- Dataset records:
--
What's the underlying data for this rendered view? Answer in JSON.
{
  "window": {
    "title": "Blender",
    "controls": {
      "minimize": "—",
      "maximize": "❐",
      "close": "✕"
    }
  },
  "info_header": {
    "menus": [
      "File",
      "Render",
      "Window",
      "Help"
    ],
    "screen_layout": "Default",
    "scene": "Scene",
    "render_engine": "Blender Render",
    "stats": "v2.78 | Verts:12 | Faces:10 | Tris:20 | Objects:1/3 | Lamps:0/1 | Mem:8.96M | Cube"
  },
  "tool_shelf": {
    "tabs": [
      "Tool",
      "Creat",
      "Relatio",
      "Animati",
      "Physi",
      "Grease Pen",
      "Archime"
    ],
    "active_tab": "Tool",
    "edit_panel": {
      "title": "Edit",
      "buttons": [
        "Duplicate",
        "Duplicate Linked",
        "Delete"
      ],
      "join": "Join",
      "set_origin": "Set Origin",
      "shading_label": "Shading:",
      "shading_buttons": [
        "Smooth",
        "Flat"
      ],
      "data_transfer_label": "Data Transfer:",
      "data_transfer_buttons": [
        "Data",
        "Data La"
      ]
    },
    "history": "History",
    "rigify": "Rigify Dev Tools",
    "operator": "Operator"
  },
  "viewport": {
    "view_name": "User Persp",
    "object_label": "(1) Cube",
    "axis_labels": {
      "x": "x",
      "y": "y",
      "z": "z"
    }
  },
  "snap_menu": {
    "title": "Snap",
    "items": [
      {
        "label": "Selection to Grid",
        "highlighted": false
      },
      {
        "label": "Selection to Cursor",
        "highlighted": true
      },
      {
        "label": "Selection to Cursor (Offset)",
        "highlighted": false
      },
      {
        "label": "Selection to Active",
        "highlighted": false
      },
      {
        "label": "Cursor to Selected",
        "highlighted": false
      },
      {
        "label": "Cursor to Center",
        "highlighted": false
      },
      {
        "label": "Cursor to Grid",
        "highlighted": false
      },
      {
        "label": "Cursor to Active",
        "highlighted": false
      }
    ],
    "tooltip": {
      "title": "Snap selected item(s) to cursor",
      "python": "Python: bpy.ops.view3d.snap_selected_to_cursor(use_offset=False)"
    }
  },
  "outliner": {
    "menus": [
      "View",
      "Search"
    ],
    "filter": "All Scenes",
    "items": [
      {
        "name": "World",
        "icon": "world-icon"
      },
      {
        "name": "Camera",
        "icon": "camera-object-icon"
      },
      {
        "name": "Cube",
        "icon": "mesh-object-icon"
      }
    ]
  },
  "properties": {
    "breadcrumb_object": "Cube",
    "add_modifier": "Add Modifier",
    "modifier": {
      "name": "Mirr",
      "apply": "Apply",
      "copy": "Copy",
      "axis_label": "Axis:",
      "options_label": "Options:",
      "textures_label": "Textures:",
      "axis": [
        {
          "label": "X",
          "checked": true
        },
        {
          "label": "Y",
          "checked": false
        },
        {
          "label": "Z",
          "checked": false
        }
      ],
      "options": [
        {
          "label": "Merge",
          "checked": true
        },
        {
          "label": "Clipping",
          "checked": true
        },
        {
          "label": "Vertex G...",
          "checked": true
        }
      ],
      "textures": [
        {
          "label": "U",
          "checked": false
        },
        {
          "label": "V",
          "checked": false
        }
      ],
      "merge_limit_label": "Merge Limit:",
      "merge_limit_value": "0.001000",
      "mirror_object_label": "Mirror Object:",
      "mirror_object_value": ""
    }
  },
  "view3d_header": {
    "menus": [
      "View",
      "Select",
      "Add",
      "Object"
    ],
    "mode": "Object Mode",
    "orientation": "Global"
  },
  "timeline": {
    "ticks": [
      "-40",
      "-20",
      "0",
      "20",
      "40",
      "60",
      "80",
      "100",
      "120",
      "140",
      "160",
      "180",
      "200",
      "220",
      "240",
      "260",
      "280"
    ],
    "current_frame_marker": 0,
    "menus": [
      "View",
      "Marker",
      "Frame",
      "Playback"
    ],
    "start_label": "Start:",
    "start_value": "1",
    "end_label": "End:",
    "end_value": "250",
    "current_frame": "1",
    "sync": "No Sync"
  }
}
--
- What is needed:
Repeat the data verbatim.

- Task solution:
What's the underlying data for this rendered view? Answer in JSON.
{
  "window": {
    "title": "Blender",
    "controls": {
      "minimize": "—",
      "maximize": "❐",
      "close": "✕"
    }
  },
  "info_header": {
    "menus": [
      "File",
      "Render",
      "Window",
      "Help"
    ],
    "screen_layout": "Default",
    "scene": "Scene",
    "render_engine": "Blender Render",
    "stats": "v2.78 | Verts:12 | Faces:10 | Tris:20 | Objects:1/3 | Lamps:0/1 | Mem:8.96M | Cube"
  },
  "tool_shelf": {
    "tabs": [
      "Tool",
      "Creat",
      "Relatio",
      "Animati",
      "Physi",
      "Grease Pen",
      "Archime"
    ],
    "active_tab": "Tool",
    "edit_panel": {
      "title": "Edit",
      "buttons": [
        "Duplicate",
        "Duplicate Linked",
        "Delete"
      ],
      "join": "Join",
      "set_origin": "Set Origin",
      "shading_label": "Shading:",
      "shading_buttons": [
        "Smooth",
        "Flat"
      ],
      "data_transfer_label": "Data Transfer:",
      "data_transfer_buttons": [
        "Data",
        "Data La"
      ]
    },
    "history": "History",
    "rigify": "Rigify Dev Tools",
    "operator": "Operator"
  },
  "viewport": {
    "view_name": "User Persp",
    "object_label": "(1) Cube",
    "axis_labels": {
      "x": "x",
      "y": "y",
      "z": "z"
    }
  },
  "snap_menu": {
    "title": "Snap",
    "items": [
      {
        "label": "Selection to Grid",
        "highlighted": false
      },
      {
        "label": "Selection to Cursor",
        "highlighted": true
      },
      {
        "label": "Selection to Cursor (Offset)",
        "highlighted": false
      },
      {
        "label": "Selection to Active",
        "highlighted": false
      },
      {
        "label": "Cursor to Selected",
        "highlighted": false
      },
      {
        "label": "Cursor to Center",
        "highlighted": false
      },
      {
        "label": "Cursor to Grid",
        "highlighted": false
      },
      {
        "label": "Cursor to Active",
        "highlighted": false
      }
    ],
    "tooltip": {
      "title": "Snap selected item(s) to cursor",
      "python": "Python: bpy.ops.view3d.snap_selected_to_cursor(use_offset=False)"
    }
  },
  "outliner": {
    "menus": [
      "View",
      "Search"
    ],
    "filter": "All Scenes",
    "items": [
      {
        "name": "World",
        "icon": "world-icon"
      },
      {
        "name": "Camera",
        "icon": "camera-object-icon"
      },
      {
        "name": "Cube",
        "icon": "mesh-object-icon"
      }
    ]
  },
  "properties": {
    "breadcrumb_object": "Cube",
    "add_modifier": "Add Modifier",
    "modifier": {
      "name": "Mirr",
      "apply": "Apply",
      "copy": "Copy",
      "axis_label": "Axis:",
      "options_label": "Options:",
      "textures_label": "Textures:",
      "axis": [
        {
          "label": "X",
          "checked": true
        },
        {
          "label": "Y",
          "checked": false
        },
        {
          "label": "Z",
          "checked": false
        }
      ],
      "options": [
        {
          "label": "Merge",
          "checked": true
        },
        {
          "label": "Clipping",
          "checked": true
        },
        {
          "label": "Vertex G...",
          "checked": true
        }
      ],
      "textures": [
        {
          "label": "U",
          "checked": false
        },
        {
          "label": "V",
          "checked": false
        }
      ],
      "merge_limit_label": "Merge Limit:",
      "merge_limit_value": "0.001000",
      "mirror_object_label": "Mirror Object:",
      "mirror_object_value": ""
    }
  },
  "view3d_header": {
    "menus": [
      "View",
      "Select",
      "Add",
      "Object"
    ],
    "mode": "Object Mode",
    "orientation": "Global"
  },
  "timeline": {
    "ticks": [
      "-40",
      "-20",
      "0",
      "20",
      "40",
      "60",
      "80",
      "100",
      "120",
      "140",
      "160",
      "180",
      "200",
      "220",
      "240",
      "260",
      "280"
    ],
    "current_frame_marker": 0,
    "menus": [
      "View",
      "Marker",
      "Frame",
      "Playback"
    ],
    "start_label": "Start:",
    "start_value": "1",
    "end_label": "End:",
    "end_value": "250",
    "current_frame": "1",
    "sync": "No Sync"
  }
}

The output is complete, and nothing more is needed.